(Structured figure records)
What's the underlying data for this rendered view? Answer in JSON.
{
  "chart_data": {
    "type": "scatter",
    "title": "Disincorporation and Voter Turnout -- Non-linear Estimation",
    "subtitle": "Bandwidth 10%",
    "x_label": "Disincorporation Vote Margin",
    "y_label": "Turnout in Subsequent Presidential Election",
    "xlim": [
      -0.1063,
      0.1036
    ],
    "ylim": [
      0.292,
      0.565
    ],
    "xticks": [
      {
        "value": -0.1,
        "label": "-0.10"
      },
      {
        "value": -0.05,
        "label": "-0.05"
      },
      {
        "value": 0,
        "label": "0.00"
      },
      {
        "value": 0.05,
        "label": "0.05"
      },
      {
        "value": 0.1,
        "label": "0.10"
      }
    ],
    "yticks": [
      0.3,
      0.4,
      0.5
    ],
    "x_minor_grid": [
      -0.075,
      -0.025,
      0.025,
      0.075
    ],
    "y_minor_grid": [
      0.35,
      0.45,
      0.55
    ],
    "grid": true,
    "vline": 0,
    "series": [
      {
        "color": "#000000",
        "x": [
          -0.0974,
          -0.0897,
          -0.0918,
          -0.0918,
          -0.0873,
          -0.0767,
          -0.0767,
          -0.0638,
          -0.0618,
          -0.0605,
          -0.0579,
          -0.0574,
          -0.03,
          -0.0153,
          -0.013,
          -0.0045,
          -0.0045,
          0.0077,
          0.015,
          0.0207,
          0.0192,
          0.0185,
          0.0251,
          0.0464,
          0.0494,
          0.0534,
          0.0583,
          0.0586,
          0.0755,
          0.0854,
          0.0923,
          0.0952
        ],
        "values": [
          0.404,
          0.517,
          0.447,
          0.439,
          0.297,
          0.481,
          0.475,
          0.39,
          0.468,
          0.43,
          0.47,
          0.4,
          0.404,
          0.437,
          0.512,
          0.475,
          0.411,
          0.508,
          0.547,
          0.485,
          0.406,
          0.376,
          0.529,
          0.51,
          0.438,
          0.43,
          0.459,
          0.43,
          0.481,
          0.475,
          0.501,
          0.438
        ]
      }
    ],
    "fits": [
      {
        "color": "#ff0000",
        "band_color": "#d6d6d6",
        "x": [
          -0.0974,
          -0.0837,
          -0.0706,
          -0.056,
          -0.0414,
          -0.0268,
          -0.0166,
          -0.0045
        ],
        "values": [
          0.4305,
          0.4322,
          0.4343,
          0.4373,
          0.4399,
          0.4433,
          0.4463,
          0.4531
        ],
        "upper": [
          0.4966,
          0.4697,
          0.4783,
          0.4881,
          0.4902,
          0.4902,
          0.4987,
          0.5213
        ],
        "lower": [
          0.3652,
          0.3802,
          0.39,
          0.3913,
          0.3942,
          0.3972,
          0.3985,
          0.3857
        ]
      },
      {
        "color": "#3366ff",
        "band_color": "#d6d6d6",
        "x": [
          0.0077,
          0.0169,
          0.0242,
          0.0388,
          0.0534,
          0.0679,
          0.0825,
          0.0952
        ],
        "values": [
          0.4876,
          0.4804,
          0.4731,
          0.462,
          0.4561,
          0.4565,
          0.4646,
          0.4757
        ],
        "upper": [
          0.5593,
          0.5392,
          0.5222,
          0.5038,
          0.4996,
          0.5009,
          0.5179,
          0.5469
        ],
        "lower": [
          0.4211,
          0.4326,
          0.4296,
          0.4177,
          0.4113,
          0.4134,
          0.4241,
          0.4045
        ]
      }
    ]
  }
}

* [Given instruction]
Reproduce the material above without altering a single character.

* [Answer to the exercise]
What's the underlying data for this rendered view? Answer in JSON.
{
  "chart_data": {
    "type": "scatter",
    "title": "Disincorporation and Voter Turnout -- Non-linear Estimation",
    "subtitle": "Bandwidth 10%",
    "x_label": "Disincorporation Vote Margin",
    "y_label": "Turnout in Subsequent Presidential Election",
    "xlim": [
      -0.1063,
      0.1036
    ],
    "ylim": [
      0.292,
      0.565
    ],
    "xticks": [
      {
        "value": -0.1,
        "label": "-0.10"
      },
      {
        "value": -0.05,
        "label": "-0.05"
      },
      {
        "value": 0,
        "label": "0.00"
      },
      {
        "value": 0.05,
        "label": "0.05"
      },
      {
        "value": 0.1,
        "label": "0.10"
      }
    ],
    "yticks": [
      0.3,
      0.4,
      0.5
    ],
    "x_minor_grid": [
      -0.075,
      -0.025,
      0.025,
      0.075
    ],
    "y_minor_grid": [
      0.35,
      0.45,
      0.55
    ],
    "grid": true,
    "vline": 0,
    "series": [
      {
        "color": "#000000",
        "x": [
          -0.0974,
          -0.0897,
          -0.0918,
          -0.0918,
          -0.0873,
          -0.0767,
          -0.0767,
          -0.0638,
          -0.0618,
          -0.0605,
          -0.0579,
          -0.0574,
          -0.03,
          -0.0153,
          -0.013,
          -0.0045,
          -0.0045,
          0.0077,
          0.015,
          0.0207,
          0.0192,
          0.0185,
          0.0251,
          0.0464,
          0.0494,
          0.0534,
          0.0583,
          0.0586,
          0.0755,
          0.0854,
          0.0923,
          0.0952
        ],
        "values": [
          0.404,
          0.517,
          0.447,
          0.439,
          0.297,
          0.481,
          0.475,
          0.39,
          0.468,
          0.43,
          0.47,
          0.4,
          0.404,
          0.437,
          0.512,
          0.475,
          0.411,
          0.508,
          0.547,
          0.485,
          0.406,
          0.376,
          0.529,
          0.51,
          0.438,
          0.43,
          0.459,
          0.43,
          0.481,
          0.475,
          0.501,
          0.438
        ]
      }
    ],
    "fits": [
      {
        "color": "#ff0000",
        "band_color": "#d6d6d6",
        "x": [
          -0.0974,
          -0.0837,
          -0.0706,
          -0.056,
          -0.0414,
          -0.0268,
          -0.0166,
          -0.0045
        ],
        "values": [
          0.4305,
          0.4322,
          0.4343,
          0.4373,
          0.4399,
          0.4433,
          0.4463,
          0.4531
        ],
        "upper": [
          0.4966,
          0.4697,
          0.4783,
          0.4881,
          0.4902,
          0.4902,
          0.4987,
          0.5213
        ],
        "lower": [
          0.3652,
          0.3802,
          0.39,
          0.3913,
          0.3942,
          0.3972,
          0.3985,
          0.3857
        ]
      },
      {
        "color": "#3366ff",
        "band_color": "#d6d6d6",
        "x": [
          0.0077,
          0.0169,
          0.0242,
          0.0388,
          0.0534,
          0.0679,
          0.0825,
          0.0952
        ],
        "values": [
          0.4876,
          0.4804,
          0.4731,
          0.462,
          0.4561,
          0.4565,
          0.4646,
          0.4757
        ],
        "upper": [
          0.5593,
          0.5392,
          0.5222,
          0.5038,
          0.4996,
          0.5009,
          0.5179,
          0.5469
        ],
        "lower": [
          0.4211,
          0.4326,
          0.4296,
          0.4177,
          0.4113,
          0.4134,
          0.4241,
          0.4045
        ]
      }
    ]
  }
}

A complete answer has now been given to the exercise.